## Task directions
Extract the final stretch of the data: the line that contains "Give me the" and every line after it, unaltered, and no other lines.

## Source records
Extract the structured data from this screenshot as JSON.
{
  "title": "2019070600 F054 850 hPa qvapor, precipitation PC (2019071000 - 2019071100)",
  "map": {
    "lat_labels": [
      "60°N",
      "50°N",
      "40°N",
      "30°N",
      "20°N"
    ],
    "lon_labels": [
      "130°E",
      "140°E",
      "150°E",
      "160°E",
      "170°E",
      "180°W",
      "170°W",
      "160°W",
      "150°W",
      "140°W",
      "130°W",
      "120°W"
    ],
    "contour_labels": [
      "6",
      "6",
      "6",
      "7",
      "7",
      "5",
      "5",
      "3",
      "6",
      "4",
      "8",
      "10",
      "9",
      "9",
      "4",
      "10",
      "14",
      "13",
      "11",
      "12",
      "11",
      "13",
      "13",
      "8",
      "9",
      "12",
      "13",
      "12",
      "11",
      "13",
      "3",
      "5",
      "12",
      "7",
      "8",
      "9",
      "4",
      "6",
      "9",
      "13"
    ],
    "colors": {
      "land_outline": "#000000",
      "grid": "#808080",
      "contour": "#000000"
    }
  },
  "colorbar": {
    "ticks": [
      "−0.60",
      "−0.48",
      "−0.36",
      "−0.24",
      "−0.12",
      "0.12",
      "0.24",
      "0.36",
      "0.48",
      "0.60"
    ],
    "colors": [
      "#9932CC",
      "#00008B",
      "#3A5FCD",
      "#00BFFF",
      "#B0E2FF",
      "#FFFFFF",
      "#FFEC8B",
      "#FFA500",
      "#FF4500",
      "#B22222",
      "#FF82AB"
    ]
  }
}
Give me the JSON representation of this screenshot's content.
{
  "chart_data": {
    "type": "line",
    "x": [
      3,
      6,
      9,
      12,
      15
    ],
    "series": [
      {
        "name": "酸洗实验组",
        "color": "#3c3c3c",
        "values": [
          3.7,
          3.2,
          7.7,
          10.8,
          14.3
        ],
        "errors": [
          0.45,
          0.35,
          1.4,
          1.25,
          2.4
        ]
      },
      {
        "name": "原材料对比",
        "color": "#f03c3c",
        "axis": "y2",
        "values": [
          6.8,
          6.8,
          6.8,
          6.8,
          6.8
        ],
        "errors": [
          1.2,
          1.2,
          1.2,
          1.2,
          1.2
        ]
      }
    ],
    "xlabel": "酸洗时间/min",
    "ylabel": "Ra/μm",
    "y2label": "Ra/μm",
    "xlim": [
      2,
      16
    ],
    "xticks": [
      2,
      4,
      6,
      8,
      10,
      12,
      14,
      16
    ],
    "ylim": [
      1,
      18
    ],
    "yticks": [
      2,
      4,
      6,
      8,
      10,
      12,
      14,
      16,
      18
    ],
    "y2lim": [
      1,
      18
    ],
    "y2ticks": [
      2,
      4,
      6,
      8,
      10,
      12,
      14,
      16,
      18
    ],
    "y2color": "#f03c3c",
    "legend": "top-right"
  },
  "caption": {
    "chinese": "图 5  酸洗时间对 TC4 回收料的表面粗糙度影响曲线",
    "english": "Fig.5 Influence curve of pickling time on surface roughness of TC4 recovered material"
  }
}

## Response to this exercise
Give me the JSON representation of this screenshot's content.
{
  "chart_data": {
    "type": "line",
    "x": [
      3,
      6,
      9,
      12,
      15
    ],
    "series": [
      {
        "name": "酸洗实验组",
        "color": "#3c3c3c",
        "values": [
          3.7,
          3.2,
          7.7,
          10.8,
          14.3
        ],
        "errors": [
          0.45,
          0.35,
          1.4,
          1.25,
          2.4
        ]
      },
      {
        "name": "原材料对比",
        "color": "#f03c3c",
        "axis": "y2",
        "values": [
          6.8,
          6.8,
          6.8,
          6.8,
          6.8
        ],
        "errors": [
          1.2,
          1.2,
          1.2,
          1.2,
          1.2
        ]
      }
    ],
    "xlabel": "酸洗时间/min",
    "ylabel": "Ra/μm",
    "y2label": "Ra/μm",
    "xlim": [
      2,
      16
    ],
    "xticks": [
      2,
      4,
      6,
      8,
      10,
      12,
      14,
      16
    ],
    "ylim": [
      1,
      18
    ],
    "yticks": [
      2,
      4,
      6,
      8,
      10,
      12,
      14,
      16,
      18
    ],
    "y2lim": [
      1,
      18
    ],
    "y2ticks": [
      2,
      4,
      6,
      8,
      10,
      12,
      14,
      16,
      18
    ],
    "y2color": "#f03c3c",
    "legend": "top-right"
  },
  "caption": {
    "chinese": "图 5  酸洗时间对 TC4 回收料的表面粗糙度影响曲线",
    "english": "Fig.5 Influence curve of pickling time on surface roughness of TC4 recovered material"
  }
}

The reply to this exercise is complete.